WHAT YOU SHOULD DO: Extract every line from the records below that contains the word "JSON".

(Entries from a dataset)
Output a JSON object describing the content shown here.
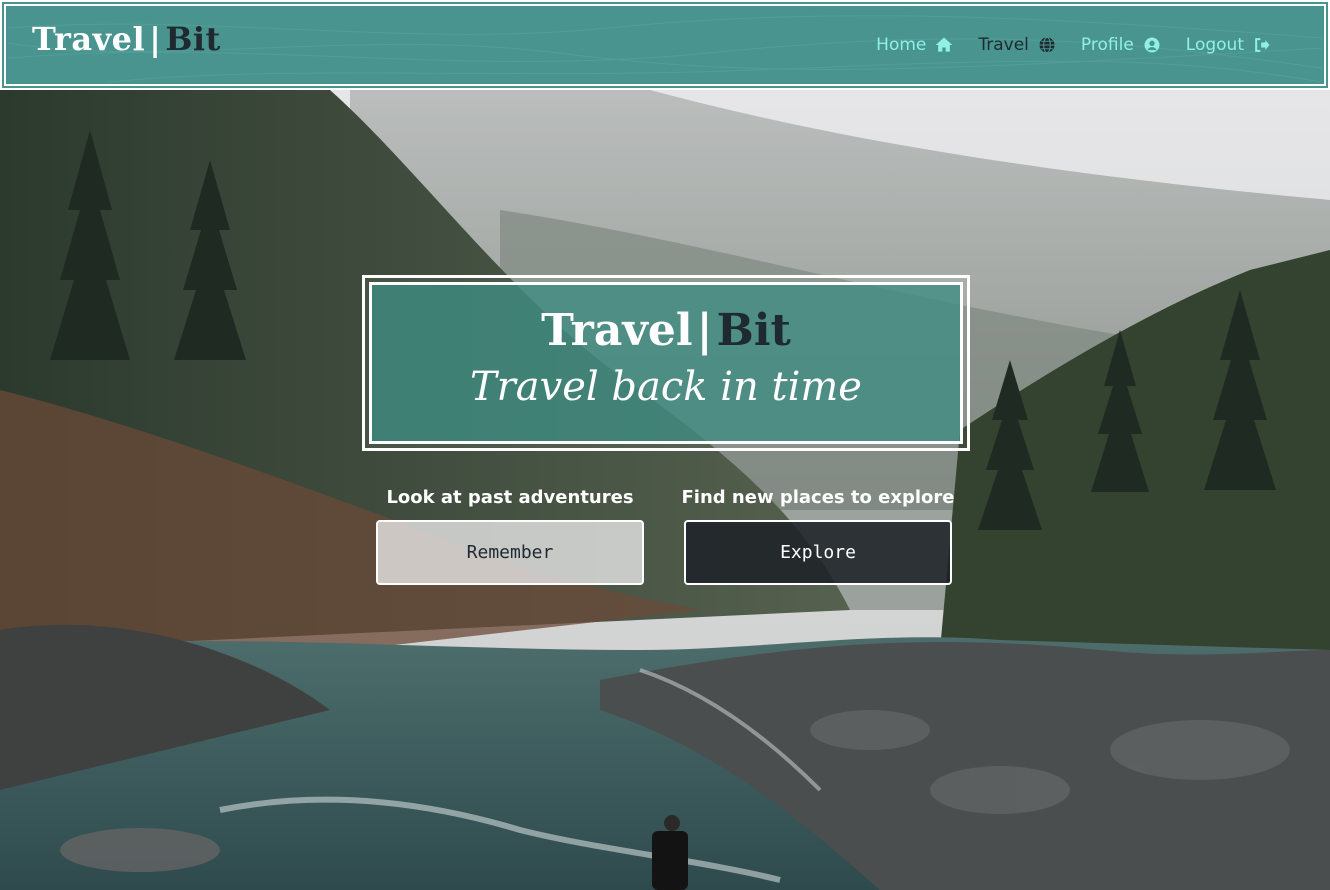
{
  "nav": {
    "brand": {
      "part1": "Travel",
      "separator": "|",
      "part2": "Bit"
    },
    "links": [
      {
        "label": "Home",
        "icon": "home-icon",
        "active": false
      },
      {
        "label": "Travel",
        "icon": "globe-icon",
        "active": true
      },
      {
        "label": "Profile",
        "icon": "user-circle-icon",
        "active": false
      },
      {
        "label": "Logout",
        "icon": "sign-out-icon",
        "active": false
      }
    ]
  },
  "hero": {
    "brand": {
      "part1": "Travel",
      "separator": "|",
      "part2": "Bit"
    },
    "tagline": "Travel back in time",
    "actions": [
      {
        "caption": "Look at past adventures",
        "button": "Remember",
        "style": "light"
      },
      {
        "caption": "Find new places to explore",
        "button": "Explore",
        "style": "dark"
      }
    ]
  },
  "colors": {
    "nav_bg": "#4a948f",
    "nav_link": "#8ff0e4",
    "nav_link_active": "#1e2a30",
    "brand_accent": "#1e2a30"
  }
}
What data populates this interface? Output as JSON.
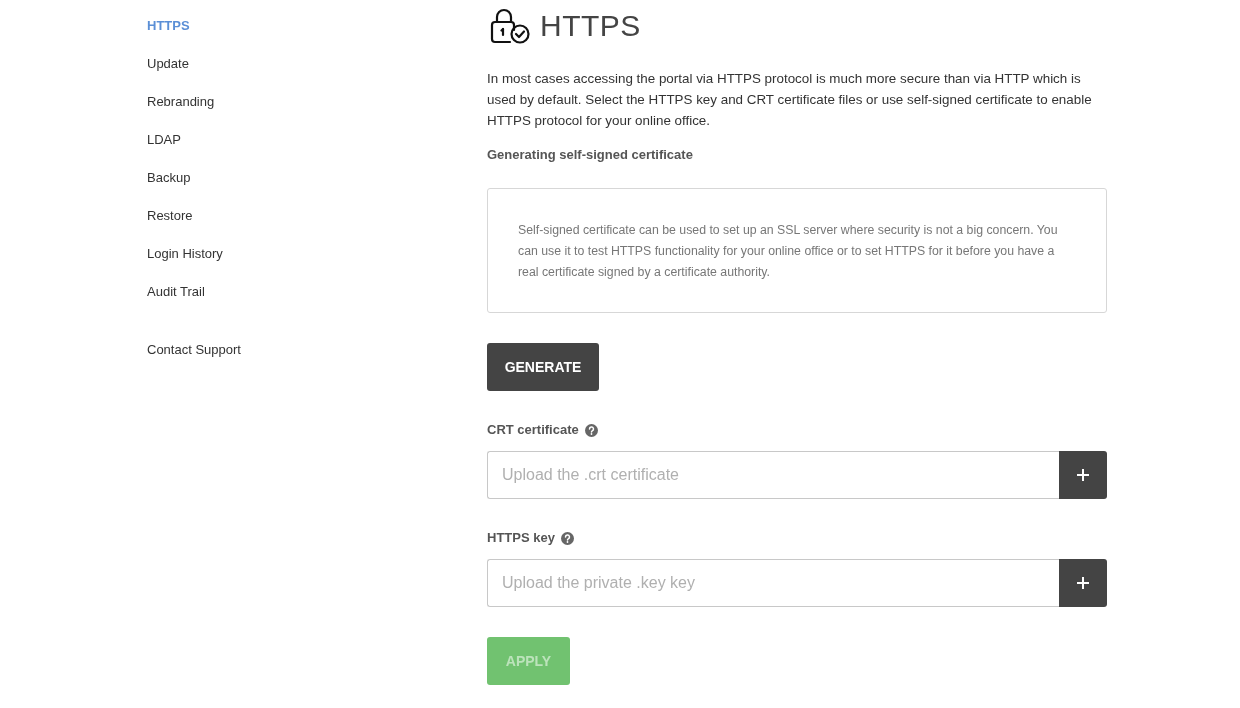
{
  "sidebar": {
    "items": [
      {
        "label": "HTTPS",
        "selected": true
      },
      {
        "label": "Update",
        "selected": false
      },
      {
        "label": "Rebranding",
        "selected": false
      },
      {
        "label": "LDAP",
        "selected": false
      },
      {
        "label": "Backup",
        "selected": false
      },
      {
        "label": "Restore",
        "selected": false
      },
      {
        "label": "Login History",
        "selected": false
      },
      {
        "label": "Audit Trail",
        "selected": false
      }
    ],
    "support_link": "Contact Support"
  },
  "header": {
    "title": "HTTPS"
  },
  "intro": "In most cases accessing the portal via HTTPS protocol is much more secure than via HTTP which is used by default. Select the HTTPS key and CRT certificate files or use self-signed certificate to enable HTTPS protocol for your online office.",
  "section_title": "Generating self-signed certificate",
  "info_box": "Self-signed certificate can be used to set up an SSL server where security is not a big concern. You can use it to test HTTPS functionality for your online office or to set HTTPS for it before you have a real certificate signed by a certificate authority.",
  "generate_button": "GENERATE",
  "fields": [
    {
      "label": "CRT certificate",
      "placeholder": "Upload the .crt certificate"
    },
    {
      "label": "HTTPS key",
      "placeholder": "Upload the private .key key"
    }
  ],
  "apply_button": {
    "label": "APPLY",
    "disabled": true
  }
}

ANSWER BELOW:
Output a JSON object describing the content shown here.
What data populates this interface? Output as JSON.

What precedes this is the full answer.